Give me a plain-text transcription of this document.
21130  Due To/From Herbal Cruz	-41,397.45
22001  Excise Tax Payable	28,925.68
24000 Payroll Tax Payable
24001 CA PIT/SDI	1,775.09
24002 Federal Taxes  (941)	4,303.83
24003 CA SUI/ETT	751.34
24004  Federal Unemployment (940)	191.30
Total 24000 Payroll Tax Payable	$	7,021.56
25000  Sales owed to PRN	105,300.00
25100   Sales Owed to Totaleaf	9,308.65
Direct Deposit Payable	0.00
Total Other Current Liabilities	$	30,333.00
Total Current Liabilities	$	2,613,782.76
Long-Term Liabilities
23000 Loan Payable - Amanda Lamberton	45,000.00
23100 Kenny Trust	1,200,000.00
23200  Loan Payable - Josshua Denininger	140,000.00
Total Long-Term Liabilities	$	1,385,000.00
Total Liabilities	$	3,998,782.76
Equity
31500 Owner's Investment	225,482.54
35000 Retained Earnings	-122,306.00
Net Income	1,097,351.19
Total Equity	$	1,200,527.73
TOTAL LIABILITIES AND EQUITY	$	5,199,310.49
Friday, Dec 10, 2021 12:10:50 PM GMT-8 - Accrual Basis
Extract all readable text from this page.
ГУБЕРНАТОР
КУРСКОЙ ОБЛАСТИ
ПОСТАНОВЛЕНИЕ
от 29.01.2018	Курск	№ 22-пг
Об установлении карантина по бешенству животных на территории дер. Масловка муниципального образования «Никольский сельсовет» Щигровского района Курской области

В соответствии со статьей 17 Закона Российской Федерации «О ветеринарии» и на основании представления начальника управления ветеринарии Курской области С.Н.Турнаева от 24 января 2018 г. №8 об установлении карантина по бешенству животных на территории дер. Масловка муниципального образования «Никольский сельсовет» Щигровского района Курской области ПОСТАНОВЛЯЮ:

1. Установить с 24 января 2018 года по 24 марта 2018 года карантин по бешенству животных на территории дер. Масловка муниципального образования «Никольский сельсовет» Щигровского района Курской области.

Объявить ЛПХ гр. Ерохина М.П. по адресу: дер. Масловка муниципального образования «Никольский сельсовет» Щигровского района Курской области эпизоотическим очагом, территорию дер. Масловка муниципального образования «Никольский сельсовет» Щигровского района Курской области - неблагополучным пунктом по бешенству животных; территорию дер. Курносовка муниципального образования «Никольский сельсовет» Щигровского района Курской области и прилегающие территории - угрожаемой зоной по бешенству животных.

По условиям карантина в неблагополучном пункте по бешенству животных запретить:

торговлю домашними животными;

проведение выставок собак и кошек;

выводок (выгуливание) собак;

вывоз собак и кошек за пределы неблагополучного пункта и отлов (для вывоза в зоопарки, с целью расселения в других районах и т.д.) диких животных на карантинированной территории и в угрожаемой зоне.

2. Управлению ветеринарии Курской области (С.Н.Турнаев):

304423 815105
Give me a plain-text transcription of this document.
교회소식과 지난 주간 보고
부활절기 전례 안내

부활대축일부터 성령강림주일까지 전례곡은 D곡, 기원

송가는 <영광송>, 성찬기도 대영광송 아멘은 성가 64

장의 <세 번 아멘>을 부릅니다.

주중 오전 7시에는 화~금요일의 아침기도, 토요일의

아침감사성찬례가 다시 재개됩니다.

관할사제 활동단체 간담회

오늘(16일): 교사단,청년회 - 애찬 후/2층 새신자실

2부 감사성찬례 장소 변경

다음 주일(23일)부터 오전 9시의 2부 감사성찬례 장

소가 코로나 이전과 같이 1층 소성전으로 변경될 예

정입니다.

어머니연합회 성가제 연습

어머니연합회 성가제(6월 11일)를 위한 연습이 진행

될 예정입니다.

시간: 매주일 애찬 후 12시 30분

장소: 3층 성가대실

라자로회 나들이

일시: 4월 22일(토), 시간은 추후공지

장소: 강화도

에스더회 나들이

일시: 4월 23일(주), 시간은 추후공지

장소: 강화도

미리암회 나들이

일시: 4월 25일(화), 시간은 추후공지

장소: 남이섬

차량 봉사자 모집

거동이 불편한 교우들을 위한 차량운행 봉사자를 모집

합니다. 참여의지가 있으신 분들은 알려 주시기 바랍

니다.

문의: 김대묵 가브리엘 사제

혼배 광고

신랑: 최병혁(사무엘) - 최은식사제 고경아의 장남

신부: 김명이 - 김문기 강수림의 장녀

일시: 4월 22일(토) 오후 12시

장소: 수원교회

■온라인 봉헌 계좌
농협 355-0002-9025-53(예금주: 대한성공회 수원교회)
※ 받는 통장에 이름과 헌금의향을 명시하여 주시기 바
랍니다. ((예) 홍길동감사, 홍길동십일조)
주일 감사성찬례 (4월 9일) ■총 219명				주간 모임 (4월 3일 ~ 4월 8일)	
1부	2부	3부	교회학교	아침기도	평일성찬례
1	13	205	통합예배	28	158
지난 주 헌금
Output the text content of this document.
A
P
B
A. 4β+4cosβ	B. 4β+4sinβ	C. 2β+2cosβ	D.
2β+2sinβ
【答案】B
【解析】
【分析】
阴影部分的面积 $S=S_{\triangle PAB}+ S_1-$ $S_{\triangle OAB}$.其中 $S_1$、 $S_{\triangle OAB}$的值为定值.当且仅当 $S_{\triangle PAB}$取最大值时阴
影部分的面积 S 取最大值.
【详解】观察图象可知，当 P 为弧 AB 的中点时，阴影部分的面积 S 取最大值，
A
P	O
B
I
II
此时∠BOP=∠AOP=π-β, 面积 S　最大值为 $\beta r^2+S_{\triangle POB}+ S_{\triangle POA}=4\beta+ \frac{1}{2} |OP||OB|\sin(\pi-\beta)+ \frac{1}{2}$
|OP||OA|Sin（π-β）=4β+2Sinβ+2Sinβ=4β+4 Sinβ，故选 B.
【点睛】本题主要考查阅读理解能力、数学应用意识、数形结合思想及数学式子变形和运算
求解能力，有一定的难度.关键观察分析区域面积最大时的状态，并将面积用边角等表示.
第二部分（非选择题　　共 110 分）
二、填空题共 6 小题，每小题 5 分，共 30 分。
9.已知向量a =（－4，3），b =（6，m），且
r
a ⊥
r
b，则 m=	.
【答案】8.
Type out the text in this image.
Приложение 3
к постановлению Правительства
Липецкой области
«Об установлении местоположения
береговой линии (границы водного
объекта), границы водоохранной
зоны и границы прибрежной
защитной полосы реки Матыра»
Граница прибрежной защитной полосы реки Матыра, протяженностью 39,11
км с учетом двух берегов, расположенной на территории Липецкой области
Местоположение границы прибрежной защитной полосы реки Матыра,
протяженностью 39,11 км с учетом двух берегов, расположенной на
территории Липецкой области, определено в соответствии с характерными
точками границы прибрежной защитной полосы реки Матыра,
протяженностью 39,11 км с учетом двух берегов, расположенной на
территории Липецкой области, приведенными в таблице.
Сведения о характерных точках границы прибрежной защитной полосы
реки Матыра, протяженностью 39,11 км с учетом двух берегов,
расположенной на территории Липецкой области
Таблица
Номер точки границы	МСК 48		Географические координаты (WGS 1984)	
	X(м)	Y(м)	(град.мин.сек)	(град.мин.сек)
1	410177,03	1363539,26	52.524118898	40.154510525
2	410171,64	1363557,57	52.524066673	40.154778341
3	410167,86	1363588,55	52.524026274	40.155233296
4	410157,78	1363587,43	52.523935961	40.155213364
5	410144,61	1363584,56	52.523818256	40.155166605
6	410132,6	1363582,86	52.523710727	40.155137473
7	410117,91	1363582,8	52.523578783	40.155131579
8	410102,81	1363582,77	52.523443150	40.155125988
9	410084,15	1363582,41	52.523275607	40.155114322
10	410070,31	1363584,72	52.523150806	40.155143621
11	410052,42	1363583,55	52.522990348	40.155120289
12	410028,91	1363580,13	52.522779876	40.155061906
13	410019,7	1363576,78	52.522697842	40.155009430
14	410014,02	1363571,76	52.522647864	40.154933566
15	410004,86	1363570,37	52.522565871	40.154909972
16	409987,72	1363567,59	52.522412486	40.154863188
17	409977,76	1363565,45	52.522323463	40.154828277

○ ○ ○ ○

Pick out the lines above that hold the string "triangle" and show them.

• **Problem solution**
阴影部分的面积 $S=S_{\triangle PAB}+ S_1-$ $S_{\triangle OAB}$.其中 $S_1$、 $S_{\triangle OAB}$的值为定值.当且仅当 $S_{\triangle PAB}$取最大值时阴
此时∠BOP=∠AOP=π-β, 面积 S　最大值为 $\beta r^2+S_{\triangle POB}+ S_{\triangle POA}=4\beta+ \frac{1}{2} |OP||OB|\sin(\pi-\beta)+ \frac{1}{2}$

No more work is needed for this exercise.